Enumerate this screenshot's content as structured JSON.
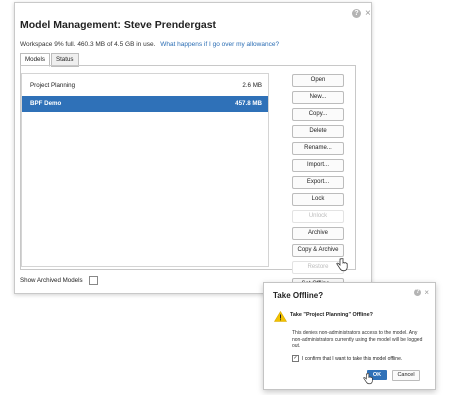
{
  "main_dialog": {
    "title": "Model Management: Steve Prendergast",
    "usage_text": "Workspace 9% full.  460.3 MB of 4.5 GB in use.",
    "usage_link": "What happens if I go over my allowance?",
    "tabs": [
      "Models",
      "Status"
    ],
    "models": [
      {
        "name": "Project Planning",
        "size": "2.6 MB",
        "selected": false
      },
      {
        "name": "BPF Demo",
        "size": "457.8 MB",
        "selected": true
      }
    ],
    "buttons": [
      {
        "label": "Open",
        "enabled": true
      },
      {
        "label": "New...",
        "enabled": true
      },
      {
        "label": "Copy...",
        "enabled": true
      },
      {
        "label": "Delete",
        "enabled": true
      },
      {
        "label": "Rename...",
        "enabled": true
      },
      {
        "label": "Import...",
        "enabled": true
      },
      {
        "label": "Export...",
        "enabled": true
      },
      {
        "label": "Lock",
        "enabled": true
      },
      {
        "label": "Unlock",
        "enabled": false
      },
      {
        "label": "Archive",
        "enabled": true
      },
      {
        "label": "Copy & Archive",
        "enabled": true
      },
      {
        "label": "Restore",
        "enabled": false
      },
      {
        "label": "Set Offline...",
        "enabled": true
      }
    ],
    "show_archived_label": "Show Archived Models"
  },
  "offline_dialog": {
    "title": "Take Offline?",
    "question": "Take \"Project Planning\" Offline?",
    "body": "This denies non-administrators access to the model. Any non-administrators currently using the model will be logged out.",
    "confirm_label": "I confirm that I want to take this model offline.",
    "confirm_checked": true,
    "ok_label": "OK",
    "cancel_label": "Cancel"
  },
  "colors": {
    "accent": "#2f71b8",
    "link": "#2a6db4",
    "warning": "#f2c200"
  },
  "icons": {
    "help": "?",
    "close": "×",
    "check": "✓"
  }
}
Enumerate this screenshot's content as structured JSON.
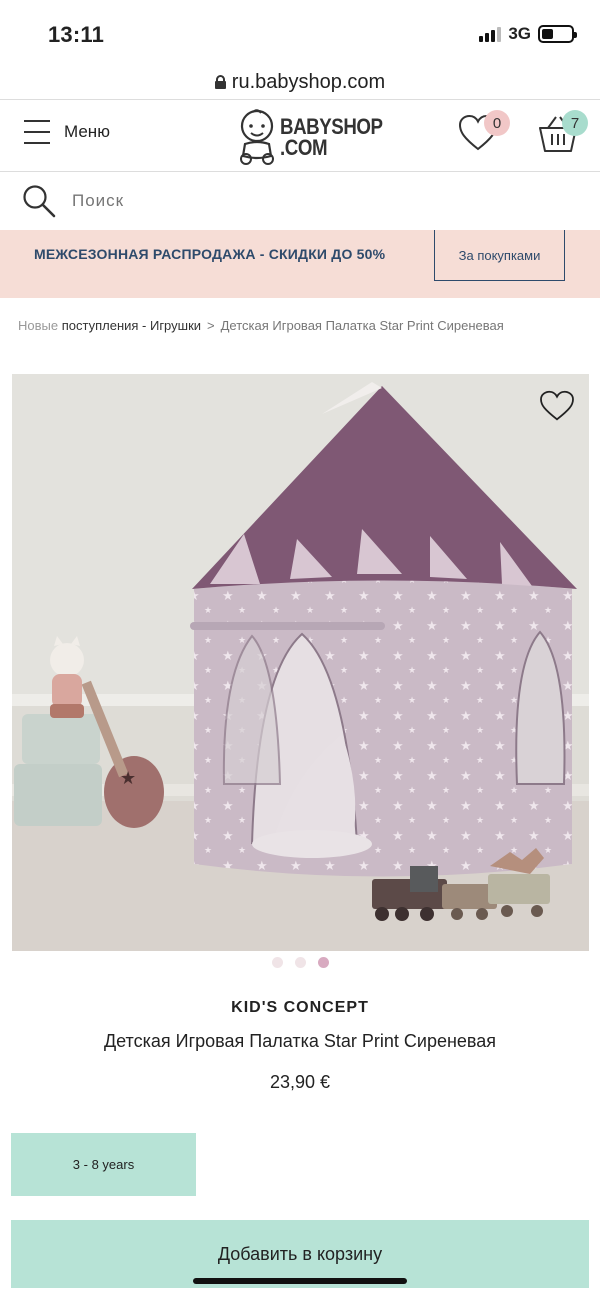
{
  "status_bar": {
    "time": "13:11",
    "network": "3G"
  },
  "url_bar": {
    "url": "ru.babyshop.com"
  },
  "header": {
    "menu_label": "Меню",
    "logo_line1": "BABYSHOP",
    "logo_line2": ".COM",
    "wishlist_count": "0",
    "cart_count": "7",
    "colors": {
      "wishlist_badge": "#f1c7c7",
      "cart_badge": "#a8dccd"
    }
  },
  "search": {
    "placeholder": "Поиск"
  },
  "promo": {
    "text": "МЕЖСЕЗОННАЯ РАСПРОДАЖА - СКИДКИ ДО 50%",
    "button_label": "За покупками",
    "colors": {
      "background": "#f6ddd6",
      "text": "#2e4a6b"
    }
  },
  "breadcrumb": {
    "part1_muted": "Новые ",
    "part1_rest": "поступления - Игрушки",
    "separator": ">",
    "current": "Детская Игровая Палатка Star Print Сиреневая"
  },
  "gallery": {
    "active_slide": 3,
    "slide_count": 3
  },
  "product": {
    "brand": "KID'S CONCEPT",
    "title": "Детская Игровая Палатка Star Print Сиреневая",
    "price": "23,90 €",
    "size_option": "3 - 8 years",
    "add_to_cart_label": "Добавить в корзину",
    "button_color": "#b7e3d6"
  }
}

**WHAT IS REQUIRED:**
Every record above should come back exactly, but without its pictures.

**TASK RESPONSE:**
Enumerate this screenshot's content as structured JSON.
{
  "main_dialog": {
    "title": "Model Management: Steve Prendergast",
    "usage_text": "Workspace 9% full.  460.3 MB of 4.5 GB in use.",
    "usage_link": "What happens if I go over my allowance?",
    "tabs": [
      "Models",
      "Status"
    ],
    "models": [
      {
        "name": "Project Planning",
        "size": "2.6 MB",
        "selected": false
      },
      {
        "name": "BPF Demo",
        "size": "457.8 MB",
        "selected": true
      }
    ],
    "buttons": [
      {
        "label": "Open",
        "enabled": true
      },
      {
        "label": "New...",
        "enabled": true
      },
      {
        "label": "Copy...",
        "enabled": true
      },
      {
        "label": "Delete",
        "enabled": true
      },
      {
        "label": "Rename...",
        "enabled": true
      },
      {
        "label": "Import...",
        "enabled": true
      },
      {
        "label": "Export...",
        "enabled": true
      },
      {
        "label": "Lock",
        "enabled": true
      },
      {
        "label": "Unlock",
        "enabled": false
      },
      {
        "label": "Archive",
        "enabled": true
      },
      {
        "label": "Copy & Archive",
        "enabled": true
      },
      {
        "label": "Restore",
        "enabled": false
      },
      {
        "label": "Set Offline...",
        "enabled": true
      }
    ],
    "show_archived_label": "Show Archived Models"
  },
  "offline_dialog": {
    "title": "Take Offline?",
    "question": "Take \"Project Planning\" Offline?",
    "body": "This denies non-administrators access to the model. Any non-administrators currently using the model will be logged out.",
    "confirm_label": "I confirm that I want to take this model offline.",
    "confirm_checked": true,
    "ok_label": "OK",
    "cancel_label": "Cancel"
  },
  "colors": {
    "accent": "#2f71b8",
    "link": "#2a6db4",
    "warning": "#f2c200"
  },
  "icons": {
    "help": "?",
    "close": "×",
    "check": "✓"
  }
}
Enumerate this screenshot's content as structured JSON.
{
  "status_bar": {
    "time": "13:11",
    "network": "3G"
  },
  "url_bar": {
    "url": "ru.babyshop.com"
  },
  "header": {
    "menu_label": "Меню",
    "logo_line1": "BABYSHOP",
    "logo_line2": ".COM",
    "wishlist_count": "0",
    "cart_count": "7",
    "colors": {
      "wishlist_badge": "#f1c7c7",
      "cart_badge": "#a8dccd"
    }
  },
  "search": {
    "placeholder": "Поиск"
  },
  "promo": {
    "text": "МЕЖСЕЗОННАЯ РАСПРОДАЖА - СКИДКИ ДО 50%",
    "button_label": "За покупками",
    "colors": {
      "background": "#f6ddd6",
      "text": "#2e4a6b"
    }
  },
  "breadcrumb": {
    "part1_muted": "Новые ",
    "part1_rest": "поступления - Игрушки",
    "separator": ">",
    "current": "Детская Игровая Палатка Star Print Сиреневая"
  },
  "gallery": {
    "active_slide": 3,
    "slide_count": 3
  },
  "product": {
    "brand": "KID'S CONCEPT",
    "title": "Детская Игровая Палатка Star Print Сиреневая",
    "price": "23,90 €",
    "size_option": "3 - 8 years",
    "add_to_cart_label": "Добавить в корзину",
    "button_color": "#b7e3d6"
  }
}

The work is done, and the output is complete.